[Your task] Extract all of the entries and give them again, word for word.

Dataset records:
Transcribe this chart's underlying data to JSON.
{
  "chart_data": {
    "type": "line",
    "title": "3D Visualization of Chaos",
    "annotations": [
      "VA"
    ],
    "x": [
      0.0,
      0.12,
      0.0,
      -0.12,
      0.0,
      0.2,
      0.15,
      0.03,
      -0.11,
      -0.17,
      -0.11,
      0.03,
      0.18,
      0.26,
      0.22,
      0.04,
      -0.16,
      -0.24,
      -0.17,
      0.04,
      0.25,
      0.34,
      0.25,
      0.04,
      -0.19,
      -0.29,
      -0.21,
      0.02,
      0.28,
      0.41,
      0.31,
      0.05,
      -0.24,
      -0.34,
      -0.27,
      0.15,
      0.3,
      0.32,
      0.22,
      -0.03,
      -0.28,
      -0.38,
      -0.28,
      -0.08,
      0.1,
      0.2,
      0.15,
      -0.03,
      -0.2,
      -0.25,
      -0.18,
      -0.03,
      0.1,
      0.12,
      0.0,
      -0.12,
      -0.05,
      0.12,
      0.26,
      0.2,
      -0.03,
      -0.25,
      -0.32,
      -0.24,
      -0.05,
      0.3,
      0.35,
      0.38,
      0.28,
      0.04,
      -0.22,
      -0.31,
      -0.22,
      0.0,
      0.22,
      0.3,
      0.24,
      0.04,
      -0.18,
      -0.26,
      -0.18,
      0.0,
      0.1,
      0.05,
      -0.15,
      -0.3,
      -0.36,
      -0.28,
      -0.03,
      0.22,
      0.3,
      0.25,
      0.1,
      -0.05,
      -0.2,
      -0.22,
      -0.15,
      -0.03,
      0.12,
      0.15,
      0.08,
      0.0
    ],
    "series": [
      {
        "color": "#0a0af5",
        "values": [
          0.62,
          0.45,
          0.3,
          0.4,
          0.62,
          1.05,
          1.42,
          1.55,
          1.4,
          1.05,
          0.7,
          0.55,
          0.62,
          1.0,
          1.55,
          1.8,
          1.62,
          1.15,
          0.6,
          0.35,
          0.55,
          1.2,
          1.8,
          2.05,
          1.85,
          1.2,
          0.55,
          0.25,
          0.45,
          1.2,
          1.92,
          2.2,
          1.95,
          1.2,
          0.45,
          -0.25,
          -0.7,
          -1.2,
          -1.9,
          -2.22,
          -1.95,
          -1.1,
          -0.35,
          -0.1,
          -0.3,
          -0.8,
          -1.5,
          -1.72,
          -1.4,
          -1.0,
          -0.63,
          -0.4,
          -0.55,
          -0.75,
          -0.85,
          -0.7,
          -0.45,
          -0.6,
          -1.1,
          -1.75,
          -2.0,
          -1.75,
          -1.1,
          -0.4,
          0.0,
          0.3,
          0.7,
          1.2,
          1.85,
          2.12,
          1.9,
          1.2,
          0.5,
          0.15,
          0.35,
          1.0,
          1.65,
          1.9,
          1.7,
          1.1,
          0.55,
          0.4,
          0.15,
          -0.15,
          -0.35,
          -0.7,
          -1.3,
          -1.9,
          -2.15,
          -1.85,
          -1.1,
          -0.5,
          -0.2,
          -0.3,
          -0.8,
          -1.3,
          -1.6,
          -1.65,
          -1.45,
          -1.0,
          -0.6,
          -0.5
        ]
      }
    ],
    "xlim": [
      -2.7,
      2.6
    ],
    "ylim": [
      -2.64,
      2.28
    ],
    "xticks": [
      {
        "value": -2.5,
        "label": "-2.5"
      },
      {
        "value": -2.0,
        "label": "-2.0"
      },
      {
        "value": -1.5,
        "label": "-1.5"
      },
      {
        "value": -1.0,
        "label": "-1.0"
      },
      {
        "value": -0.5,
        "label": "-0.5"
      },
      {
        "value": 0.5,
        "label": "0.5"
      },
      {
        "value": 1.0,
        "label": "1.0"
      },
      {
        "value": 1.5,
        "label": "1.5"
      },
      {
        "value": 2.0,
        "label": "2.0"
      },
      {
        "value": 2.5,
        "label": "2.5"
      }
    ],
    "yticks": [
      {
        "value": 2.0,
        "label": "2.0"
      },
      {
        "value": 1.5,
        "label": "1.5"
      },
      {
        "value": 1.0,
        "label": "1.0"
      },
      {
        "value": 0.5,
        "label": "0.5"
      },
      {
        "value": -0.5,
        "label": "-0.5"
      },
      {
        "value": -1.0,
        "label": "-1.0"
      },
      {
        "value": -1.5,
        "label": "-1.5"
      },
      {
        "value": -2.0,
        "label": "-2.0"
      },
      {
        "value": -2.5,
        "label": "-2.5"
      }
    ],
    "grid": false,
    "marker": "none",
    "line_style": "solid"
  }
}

[Result of the exercise]
Transcribe this chart's underlying data to JSON.
{
  "chart_data": {
    "type": "line",
    "title": "3D Visualization of Chaos",
    "annotations": [
      "VA"
    ],
    "x": [
      0.0,
      0.12,
      0.0,
      -0.12,
      0.0,
      0.2,
      0.15,
      0.03,
      -0.11,
      -0.17,
      -0.11,
      0.03,
      0.18,
      0.26,
      0.22,
      0.04,
      -0.16,
      -0.24,
      -0.17,
      0.04,
      0.25,
      0.34,
      0.25,
      0.04,
      -0.19,
      -0.29,
      -0.21,
      0.02,
      0.28,
      0.41,
      0.31,
      0.05,
      -0.24,
      -0.34,
      -0.27,
      0.15,
      0.3,
      0.32,
      0.22,
      -0.03,
      -0.28,
      -0.38,
      -0.28,
      -0.08,
      0.1,
      0.2,
      0.15,
      -0.03,
      -0.2,
      -0.25,
      -0.18,
      -0.03,
      0.1,
      0.12,
      0.0,
      -0.12,
      -0.05,
      0.12,
      0.26,
      0.2,
      -0.03,
      -0.25,
      -0.32,
      -0.24,
      -0.05,
      0.3,
      0.35,
      0.38,
      0.28,
      0.04,
      -0.22,
      -0.31,
      -0.22,
      0.0,
      0.22,
      0.3,
      0.24,
      0.04,
      -0.18,
      -0.26,
      -0.18,
      0.0,
      0.1,
      0.05,
      -0.15,
      -0.3,
      -0.36,
      -0.28,
      -0.03,
      0.22,
      0.3,
      0.25,
      0.1,
      -0.05,
      -0.2,
      -0.22,
      -0.15,
      -0.03,
      0.12,
      0.15,
      0.08,
      0.0
    ],
    "series": [
      {
        "color": "#0a0af5",
        "values": [
          0.62,
          0.45,
          0.3,
          0.4,
          0.62,
          1.05,
          1.42,
          1.55,
          1.4,
          1.05,
          0.7,
          0.55,
          0.62,
          1.0,
          1.55,
          1.8,
          1.62,
          1.15,
          0.6,
          0.35,
          0.55,
          1.2,
          1.8,
          2.05,
          1.85,
          1.2,
          0.55,
          0.25,
          0.45,
          1.2,
          1.92,
          2.2,
          1.95,
          1.2,
          0.45,
          -0.25,
          -0.7,
          -1.2,
          -1.9,
          -2.22,
          -1.95,
          -1.1,
          -0.35,
          -0.1,
          -0.3,
          -0.8,
          -1.5,
          -1.72,
          -1.4,
          -1.0,
          -0.63,
          -0.4,
          -0.55,
          -0.75,
          -0.85,
          -0.7,
          -0.45,
          -0.6,
          -1.1,
          -1.75,
          -2.0,
          -1.75,
          -1.1,
          -0.4,
          0.0,
          0.3,
          0.7,
          1.2,
          1.85,
          2.12,
          1.9,
          1.2,
          0.5,
          0.15,
          0.35,
          1.0,
          1.65,
          1.9,
          1.7,
          1.1,
          0.55,
          0.4,
          0.15,
          -0.15,
          -0.35,
          -0.7,
          -1.3,
          -1.9,
          -2.15,
          -1.85,
          -1.1,
          -0.5,
          -0.2,
          -0.3,
          -0.8,
          -1.3,
          -1.6,
          -1.65,
          -1.45,
          -1.0,
          -0.6,
          -0.5
        ]
      }
    ],
    "xlim": [
      -2.7,
      2.6
    ],
    "ylim": [
      -2.64,
      2.28
    ],
    "xticks": [
      {
        "value": -2.5,
        "label": "-2.5"
      },
      {
        "value": -2.0,
        "label": "-2.0"
      },
      {
        "value": -1.5,
        "label": "-1.5"
      },
      {
        "value": -1.0,
        "label": "-1.0"
      },
      {
        "value": -0.5,
        "label": "-0.5"
      },
      {
        "value": 0.5,
        "label": "0.5"
      },
      {
        "value": 1.0,
        "label": "1.0"
      },
      {
        "value": 1.5,
        "label": "1.5"
      },
      {
        "value": 2.0,
        "label": "2.0"
      },
      {
        "value": 2.5,
        "label": "2.5"
      }
    ],
    "yticks": [
      {
        "value": 2.0,
        "label": "2.0"
      },
      {
        "value": 1.5,
        "label": "1.5"
      },
      {
        "value": 1.0,
        "label": "1.0"
      },
      {
        "value": 0.5,
        "label": "0.5"
      },
      {
        "value": -0.5,
        "label": "-0.5"
      },
      {
        "value": -1.0,
        "label": "-1.0"
      },
      {
        "value": -1.5,
        "label": "-1.5"
      },
      {
        "value": -2.0,
        "label": "-2.0"
      },
      {
        "value": -2.5,
        "label": "-2.5"
      }
    ],
    "grid": false,
    "marker": "none",
    "line_style": "solid"
  }
}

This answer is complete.